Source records
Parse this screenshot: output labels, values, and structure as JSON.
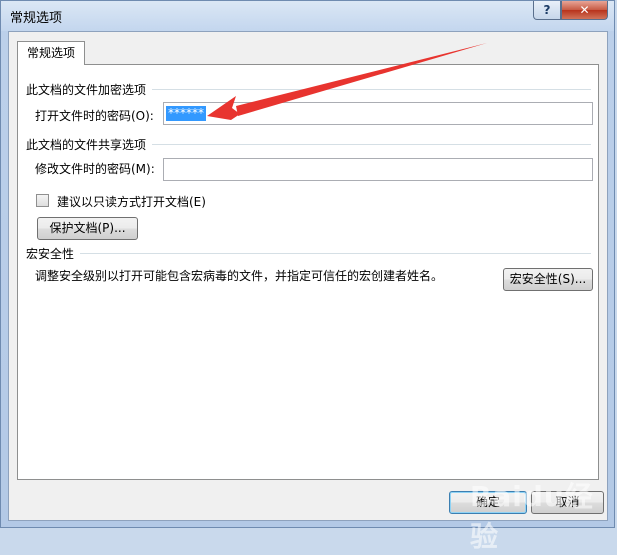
{
  "window": {
    "title": "常规选项"
  },
  "tab": {
    "label": "常规选项"
  },
  "encryption": {
    "heading": "此文档的文件加密选项",
    "open_password_label": "打开文件时的密码(O):",
    "open_password_value": "******"
  },
  "sharing": {
    "heading": "此文档的文件共享选项",
    "modify_password_label": "修改文件时的密码(M):",
    "modify_password_value": "",
    "readonly_label": "建议以只读方式打开文档(E)",
    "readonly_checked": false,
    "protect_button": "保护文档(P)..."
  },
  "macro": {
    "heading": "宏安全性",
    "description": "调整安全级别以打开可能包含宏病毒的文件，并指定可信任的宏创建者姓名。",
    "button": "宏安全性(S)..."
  },
  "footer": {
    "ok_label": "确定",
    "cancel_label": "取消"
  },
  "watermark": {
    "text": "Baidu经验"
  },
  "colors": {
    "annotation_arrow": "#e8342f",
    "selection": "#3399ff"
  }
}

- _Written instruction_
Print the listing above in full, exactly as written. Omit any pictures.

- _Finished exercise_
Parse this screenshot: output labels, values, and structure as JSON.
{
  "window": {
    "title": "常规选项"
  },
  "tab": {
    "label": "常规选项"
  },
  "encryption": {
    "heading": "此文档的文件加密选项",
    "open_password_label": "打开文件时的密码(O):",
    "open_password_value": "******"
  },
  "sharing": {
    "heading": "此文档的文件共享选项",
    "modify_password_label": "修改文件时的密码(M):",
    "modify_password_value": "",
    "readonly_label": "建议以只读方式打开文档(E)",
    "readonly_checked": false,
    "protect_button": "保护文档(P)..."
  },
  "macro": {
    "heading": "宏安全性",
    "description": "调整安全级别以打开可能包含宏病毒的文件，并指定可信任的宏创建者姓名。",
    "button": "宏安全性(S)..."
  },
  "footer": {
    "ok_label": "确定",
    "cancel_label": "取消"
  },
  "watermark": {
    "text": "Baidu经验"
  },
  "colors": {
    "annotation_arrow": "#e8342f",
    "selection": "#3399ff"
  }
}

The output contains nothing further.